** START Records provided **

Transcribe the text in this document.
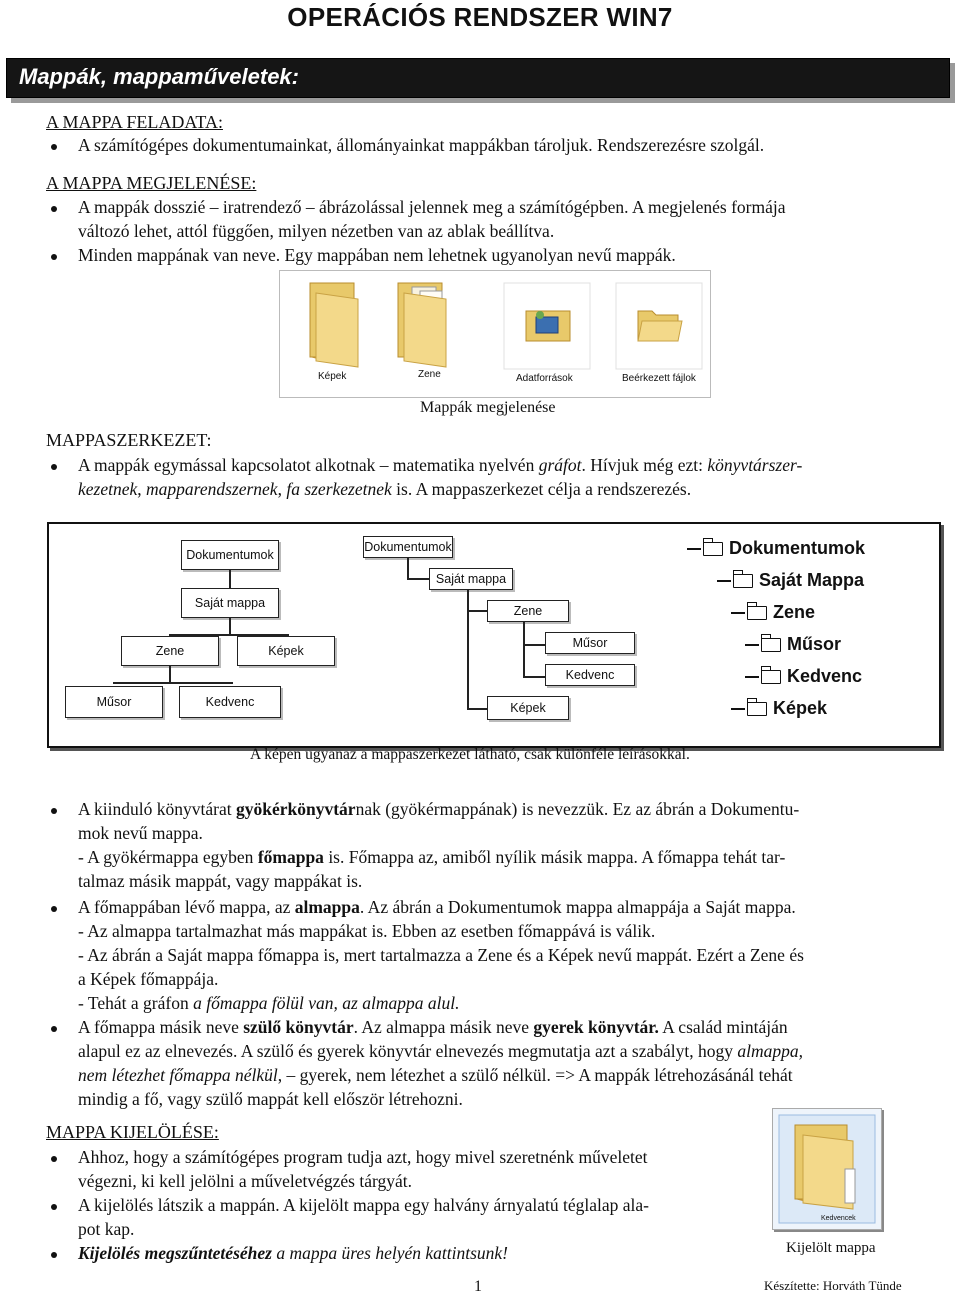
OPERÁCIÓS RENDSZER WIN7
Mappák, mappaműveletek:
A MAPPA FELADATA:
A számítógépes dokumentumainkat, állományainkat mappákban tároljuk. Rendszerezésre szolgál.
A MAPPA MEGJELENÉSE:
A mappák dosszié – iratrendező – ábrázolással jelennek meg a számítógépben. A megjelenés formája
változó lehet, attól függően, milyen nézetben van az ablak beállítva.
Minden mappának van neve. Egy mappában nem lehetnek ugyanolyan nevű mappák.
Képek	Zene	Adatforrások	Beérkezett fájlok
Mappák megjelenése
MAPPASZERKEZET:
A mappák egymással kapcsolatot alkotnak – matematika nyelvén gráfot. Hívjuk még ezt: könyvtárszer-
kezetnek, mapparendszernek, fa szerkezetnek is. A mappaszerkezet célja a rendszerezés.
Dokumentumok
Saját mappa
Zene	Képek
Műsor	Kedvenc
Dokumentumok
Saját mappa
Zene
Műsor
Kedvenc
Képek
Dokumentumok
Saját Mappa
Zene
Műsor
Kedvenc
Képek
A képen ugyanaz a mappaszerkezet látható, csak különféle leírásokkal.
A kiinduló könyvtárat gyökérkönyvtárnak (gyökérmappának) is nevezzük. Ez az ábrán a Dokumentu-
mok nevű mappa.
- A gyökérmappa egyben főmappa is. Főmappa az, amiből nyílik másik mappa. A főmappa tehát tar-
talmaz másik mappát, vagy mappákat is.
A főmappában lévő mappa, az almappa. Az ábrán a Dokumentumok mappa almappája a Saját mappa.
- Az almappa tartalmazhat más mappákat is. Ebben az esetben főmappává is válik.
- Az ábrán a Saját mappa főmappa is, mert tartalmazza a Zene és a Képek nevű mappát. Ezért a Zene és
a Képek főmappája.
- Tehát a gráfon a főmappa fölül van, az almappa alul.
A főmappa másik neve szülő könyvtár. Az almappa másik neve gyerek könyvtár. A család mintáján
alapul ez az elnevezés. A szülő és gyerek könyvtár elnevezés megmutatja azt a szabályt, hogy almappa,
nem létezhet főmappa nélkül, – gyerek, nem létezhet a szülő nélkül. => A mappák létrehozásánál tehát
mindig a fő, vagy szülő mappát kell először létrehozni.
MAPPA KIJELÖLÉSE:
Ahhoz, hogy a számítógépes program tudja azt, hogy mivel szeretnénk műveletet
végezni, ki kell jelölni a műveletvégzés tárgyát.
A kijelölés látszik a mappán. A kijelölt mappa egy halvány árnyalatú téglalap ala-
pot kap.
Kijelölés megszűntetéséhez a mappa üres helyén kattintsunk!
Kedvencek
Kijelölt mappa
1	Készítette: Horváth Tünde
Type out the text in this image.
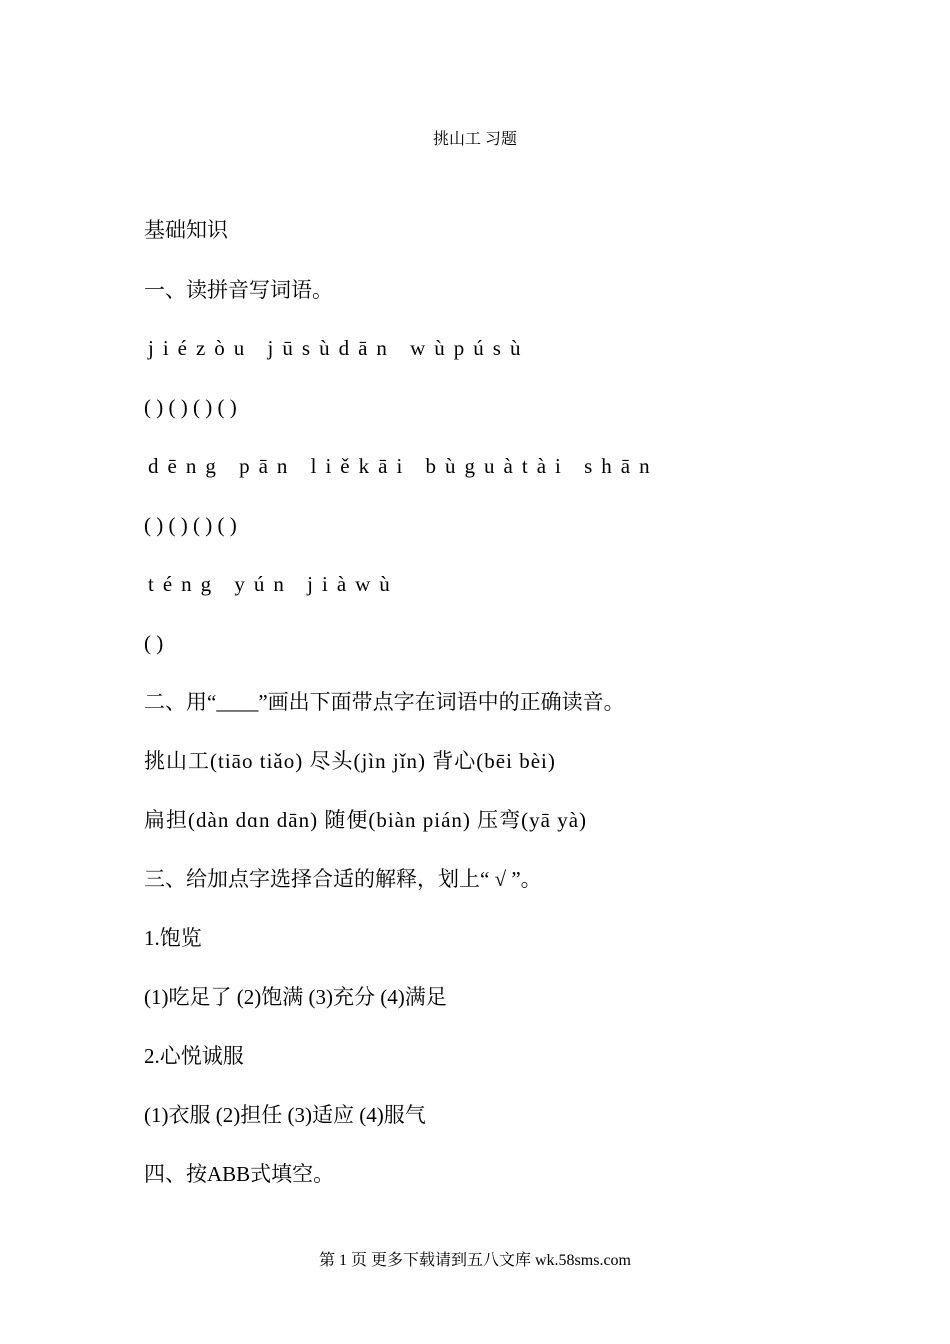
挑山工 习题
基础知识
一、读拼音写词语。
jiézòu jūsùdān wùpúsù
( ) ( ) ( ) ( )
dēng pān liěkāi bùguàtài shān
( ) ( ) ( ) ( )
téng yún jiàwù
( )
二、用“____”画出下面带点字在词语中的正确读音。
挑山工(tiāo tiǎo) 尽头(jìn jǐn) 背心(bēi bèi)
扁担(dàn dɑn dān) 随便(biàn pián) 压弯(yā yà)
三、给加点字选择合适的解释，划上“ √ ”。
1.饱览
(1)吃足了 (2)饱满 (3)充分 (4)满足
2.心悦诚服
(1)衣服 (2)担任 (3)适应 (4)服气
四、按ABB式填空。
第 1 页 更多下载请到五八文库 wk.58sms.com
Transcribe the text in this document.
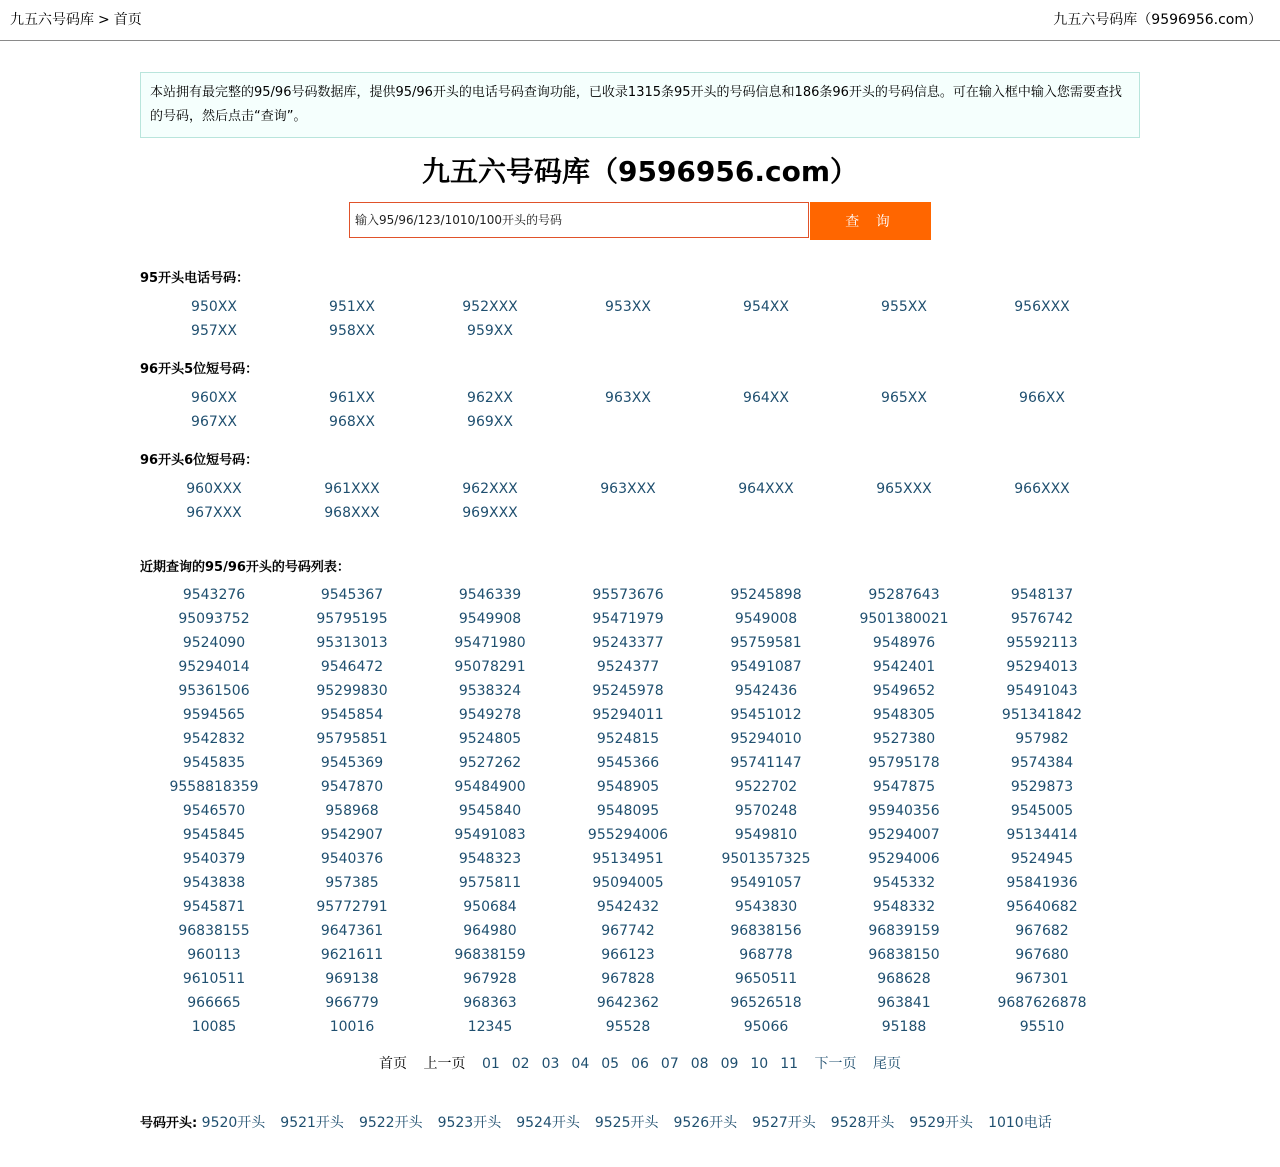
九五六号码库 > 首页	九五六号码库（9596956.com）
本站拥有最完整的95/96号码数据库，提供95/96开头的电话号码查询功能，已收录1315条95开头的号码信息和186条96开头的号码信息。可在输入框中输入您需要查找的号码，然后点击“查询”。
九五六号码库（9596956.com）
输入95/96/123/1010/100开头的号码
查 询
95开头电话号码：
950XX	951XX	952XXX	953XX	954XX	955XX	956XXX
957XX	958XX	959XX
96开头5位短号码：
960XX	961XX	962XX	963XX	964XX	965XX	966XX
967XX	968XX	969XX
96开头6位短号码：
960XXX	961XXX	962XXX	963XXX	964XXX	965XXX	966XXX
967XXX	968XXX	969XXX
近期查询的95/96开头的号码列表：
9543276	9545367	9546339	95573676	95245898	95287643	9548137
95093752	95795195	9549908	95471979	9549008	9501380021	9576742
9524090	95313013	95471980	95243377	95759581	9548976	95592113
95294014	9546472	95078291	9524377	95491087	9542401	95294013
95361506	95299830	9538324	95245978	9542436	9549652	95491043
9594565	9545854	9549278	95294011	95451012	9548305	951341842
9542832	95795851	9524805	9524815	95294010	9527380	957982
9545835	9545369	9527262	9545366	95741147	95795178	9574384
9558818359	9547870	95484900	9548905	9522702	9547875	9529873
9546570	958968	9545840	9548095	9570248	95940356	9545005
9545845	9542907	95491083	955294006	9549810	95294007	95134414
9540379	9540376	9548323	95134951	9501357325	95294006	9524945
9543838	957385	9575811	95094005	95491057	9545332	95841936
9545871	95772791	950684	9542432	9543830	9548332	95640682
96838155	9647361	964980	967742	96838156	96839159	967682
960113	9621611	96838159	966123	968778	96838150	967680
9610511	969138	967928	967828	9650511	968628	967301
966665	966779	968363	9642362	96526518	963841	9687626878
10085	10016	12345	95528	95066	95188	95510
首页 上一页 01 02 03 04 05 06 07 08 09 10 11 下一页 尾页
号码开头: 9520开头 9521开头 9522开头 9523开头 9524开头 9525开头 9526开头 9527开头 9528开头 9529开头 1010电话
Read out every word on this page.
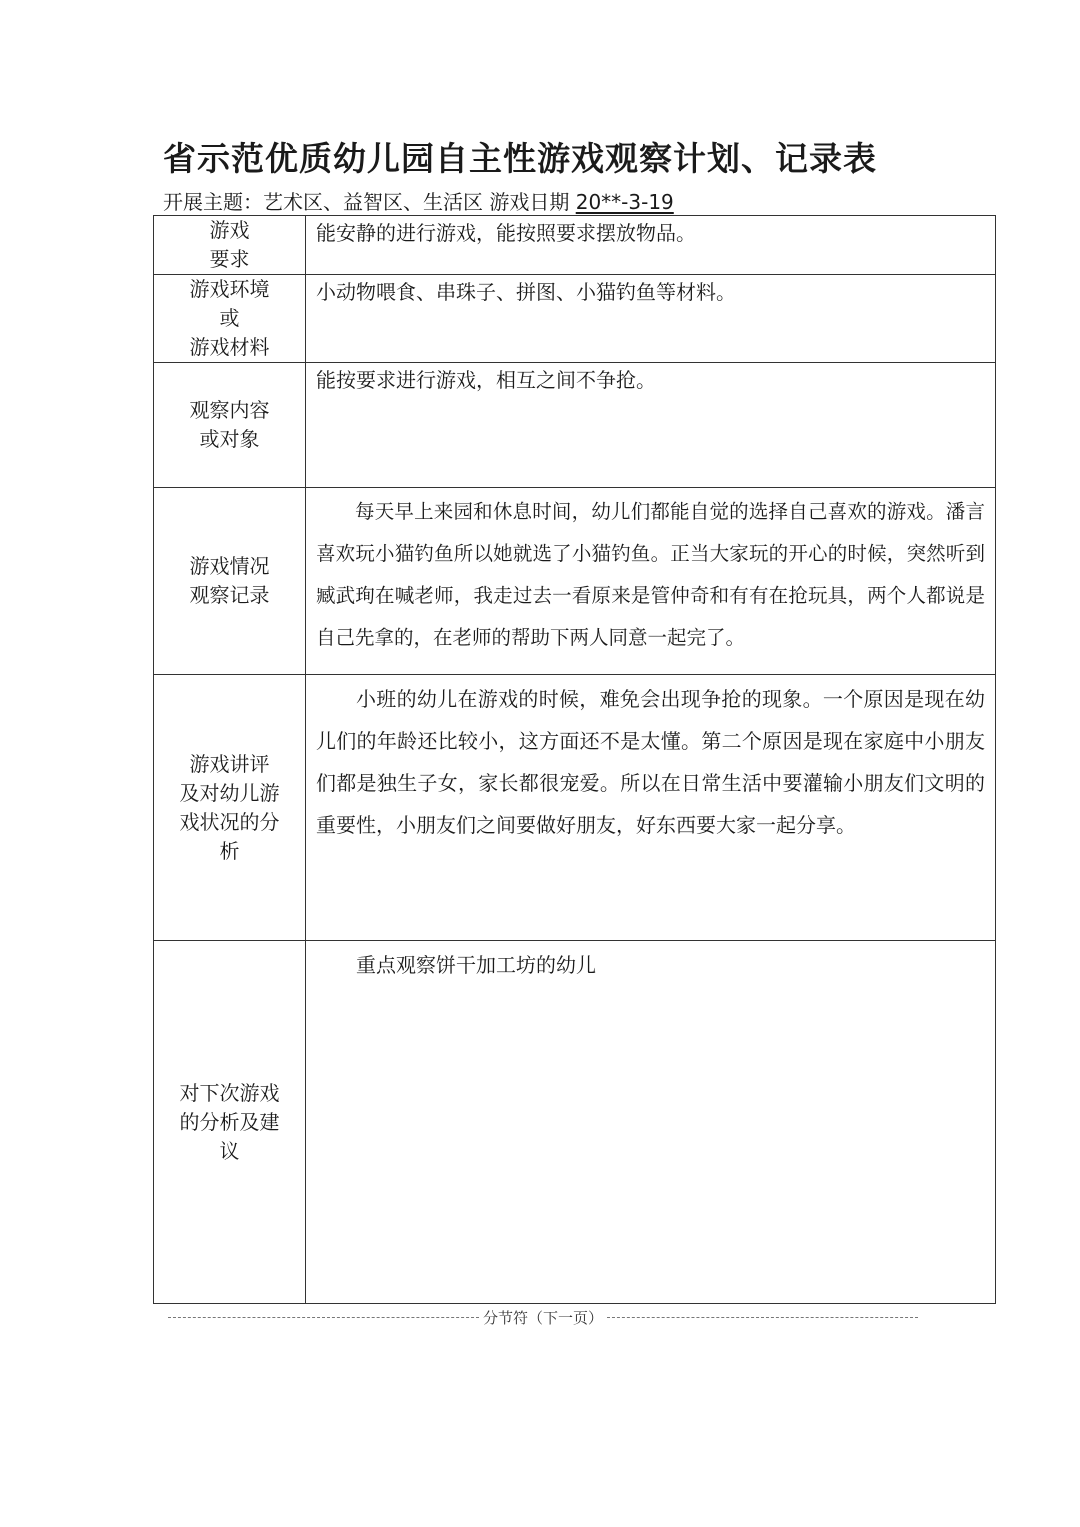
省示范优质幼儿园自主性游戏观察计划、记录表
开展主题：艺术区、益智区、生活区 游戏日期 20**-3-19
游戏
要求	能安静的进行游戏，能按照要求摆放物品。

游戏环境
或
游戏材料	小动物喂食、串珠子、拼图、小猫钓鱼等材料。

观察内容
或对象	能按要求进行游戏，相互之间不争抢。

游戏情况
观察记录	每天早上来园和休息时间，幼儿们都能自觉的选择自己喜欢的游戏。潘言喜欢玩小猫钓鱼所以她就选了小猫钓鱼。正当大家玩的开心的时候，突然听到臧武珣在喊老师，我走过去一看原来是管仲奇和有有在抢玩具，两个人都说是自己先拿的，在老师的帮助下两人同意一起完了。

游戏讲评
及对幼儿游
戏状况的分
析	小班的幼儿在游戏的时候，难免会出现争抢的现象。一个原因是现在幼儿们的年龄还比较小，这方面还不是太懂。第二个原因是现在家庭中小朋友们都是独生子女，家长都很宠爱。所以在日常生活中要灌输小朋友们文明的重要性，小朋友们之间要做好朋友，好东西要大家一起分享。

对下次游戏
的分析及建
议	重点观察饼干加工坊的幼儿
分节符（下一页）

** END Records provided **

Reproduce all of the material exactly, apart from the pictures.

-- In response --
Transcribe the text in this document.
OPERÁCIÓS RENDSZER WIN7
Mappák, mappaműveletek:
A MAPPA FELADATA:
A számítógépes dokumentumainkat, állományainkat mappákban tároljuk. Rendszerezésre szolgál.
A MAPPA MEGJELENÉSE:
A mappák dosszié – iratrendező – ábrázolással jelennek meg a számítógépben. A megjelenés formája
változó lehet, attól függően, milyen nézetben van az ablak beállítva.
Minden mappának van neve. Egy mappában nem lehetnek ugyanolyan nevű mappák.
Képek	Zene	Adatforrások	Beérkezett fájlok
Mappák megjelenése
MAPPASZERKEZET:
A mappák egymással kapcsolatot alkotnak – matematika nyelvén gráfot. Hívjuk még ezt: könyvtárszer-
kezetnek, mapparendszernek, fa szerkezetnek is. A mappaszerkezet célja a rendszerezés.
Dokumentumok
Saját mappa
Zene	Képek
Műsor	Kedvenc
Dokumentumok
Saját mappa
Zene
Műsor
Kedvenc
Képek
Dokumentumok
Saját Mappa
Zene
Műsor
Kedvenc
Képek
A képen ugyanaz a mappaszerkezet látható, csak különféle leírásokkal.
A kiinduló könyvtárat gyökérkönyvtárnak (gyökérmappának) is nevezzük. Ez az ábrán a Dokumentu-
mok nevű mappa.
- A gyökérmappa egyben főmappa is. Főmappa az, amiből nyílik másik mappa. A főmappa tehát tar-
talmaz másik mappát, vagy mappákat is.
A főmappában lévő mappa, az almappa. Az ábrán a Dokumentumok mappa almappája a Saját mappa.
- Az almappa tartalmazhat más mappákat is. Ebben az esetben főmappává is válik.
- Az ábrán a Saját mappa főmappa is, mert tartalmazza a Zene és a Képek nevű mappát. Ezért a Zene és
a Képek főmappája.
- Tehát a gráfon a főmappa fölül van, az almappa alul.
A főmappa másik neve szülő könyvtár. Az almappa másik neve gyerek könyvtár. A család mintáján
alapul ez az elnevezés. A szülő és gyerek könyvtár elnevezés megmutatja azt a szabályt, hogy almappa,
nem létezhet főmappa nélkül, – gyerek, nem létezhet a szülő nélkül. => A mappák létrehozásánál tehát
mindig a fő, vagy szülő mappát kell először létrehozni.
MAPPA KIJELÖLÉSE:
Ahhoz, hogy a számítógépes program tudja azt, hogy mivel szeretnénk műveletet
végezni, ki kell jelölni a műveletvégzés tárgyát.
A kijelölés látszik a mappán. A kijelölt mappa egy halvány árnyalatú téglalap ala-
pot kap.
Kijelölés megszűntetéséhez a mappa üres helyén kattintsunk!
Kedvencek
Kijelölt mappa
1	Készítette: Horváth Tünde
Type out the text in this image.
挑山工 习题
基础知识
一、读拼音写词语。
jiézòu jūsùdān wùpúsù
( ) ( ) ( ) ( )
dēng pān liěkāi bùguàtài shān
( ) ( ) ( ) ( )
téng yún jiàwù
( )
二、用“____”画出下面带点字在词语中的正确读音。
挑山工(tiāo tiǎo) 尽头(jìn jǐn) 背心(bēi bèi)
扁担(dàn dɑn dān) 随便(biàn pián) 压弯(yā yà)
三、给加点字选择合适的解释，划上“ √ ”。
1.饱览
(1)吃足了 (2)饱满 (3)充分 (4)满足
2.心悦诚服
(1)衣服 (2)担任 (3)适应 (4)服气
四、按ABB式填空。
第 1 页 更多下载请到五八文库 wk.58sms.com
Transcribe the text in this document.
九五六号码库 > 首页	九五六号码库（9596956.com）
本站拥有最完整的95/96号码数据库，提供95/96开头的电话号码查询功能，已收录1315条95开头的号码信息和186条96开头的号码信息。可在输入框中输入您需要查找的号码，然后点击“查询”。
九五六号码库（9596956.com）
输入95/96/123/1010/100开头的号码
查 询
95开头电话号码：
950XX	951XX	952XXX	953XX	954XX	955XX	956XXX
957XX	958XX	959XX
96开头5位短号码：
960XX	961XX	962XX	963XX	964XX	965XX	966XX
967XX	968XX	969XX
96开头6位短号码：
960XXX	961XXX	962XXX	963XXX	964XXX	965XXX	966XXX
967XXX	968XXX	969XXX
近期查询的95/96开头的号码列表：
9543276	9545367	9546339	95573676	95245898	95287643	9548137
95093752	95795195	9549908	95471979	9549008	9501380021	9576742
9524090	95313013	95471980	95243377	95759581	9548976	95592113
95294014	9546472	95078291	9524377	95491087	9542401	95294013
95361506	95299830	9538324	95245978	9542436	9549652	95491043
9594565	9545854	9549278	95294011	95451012	9548305	951341842
9542832	95795851	9524805	9524815	95294010	9527380	957982
9545835	9545369	9527262	9545366	95741147	95795178	9574384
9558818359	9547870	95484900	9548905	9522702	9547875	9529873
9546570	958968	9545840	9548095	9570248	95940356	9545005
9545845	9542907	95491083	955294006	9549810	95294007	95134414
9540379	9540376	9548323	95134951	9501357325	95294006	9524945
9543838	957385	9575811	95094005	95491057	9545332	95841936
9545871	95772791	950684	9542432	9543830	9548332	95640682
96838155	9647361	964980	967742	96838156	96839159	967682
960113	9621611	96838159	966123	968778	96838150	967680
9610511	969138	967928	967828	9650511	968628	967301
966665	966779	968363	9642362	96526518	963841	9687626878
10085	10016	12345	95528	95066	95188	95510
首页 上一页 01 02 03 04 05 06 07 08 09 10 11 下一页 尾页
号码开头: 9520开头 9521开头 9522开头 9523开头 9524开头 9525开头 9526开头 9527开头 9528开头 9529开头 1010电话
Read out every word on this page.
省示范优质幼儿园自主性游戏观察计划、记录表
开展主题：艺术区、益智区、生活区 游戏日期 20**-3-19
游戏
要求	能安静的进行游戏，能按照要求摆放物品。

游戏环境
或
游戏材料	小动物喂食、串珠子、拼图、小猫钓鱼等材料。

观察内容
或对象	能按要求进行游戏，相互之间不争抢。

游戏情况
观察记录	每天早上来园和休息时间，幼儿们都能自觉的选择自己喜欢的游戏。潘言喜欢玩小猫钓鱼所以她就选了小猫钓鱼。正当大家玩的开心的时候，突然听到臧武珣在喊老师，我走过去一看原来是管仲奇和有有在抢玩具，两个人都说是自己先拿的，在老师的帮助下两人同意一起完了。

游戏讲评
及对幼儿游
戏状况的分
析	小班的幼儿在游戏的时候，难免会出现争抢的现象。一个原因是现在幼儿们的年龄还比较小，这方面还不是太懂。第二个原因是现在家庭中小朋友们都是独生子女，家长都很宠爱。所以在日常生活中要灌输小朋友们文明的重要性，小朋友们之间要做好朋友，好东西要大家一起分享。

对下次游戏
的分析及建
议	重点观察饼干加工坊的幼儿
分节符（下一页）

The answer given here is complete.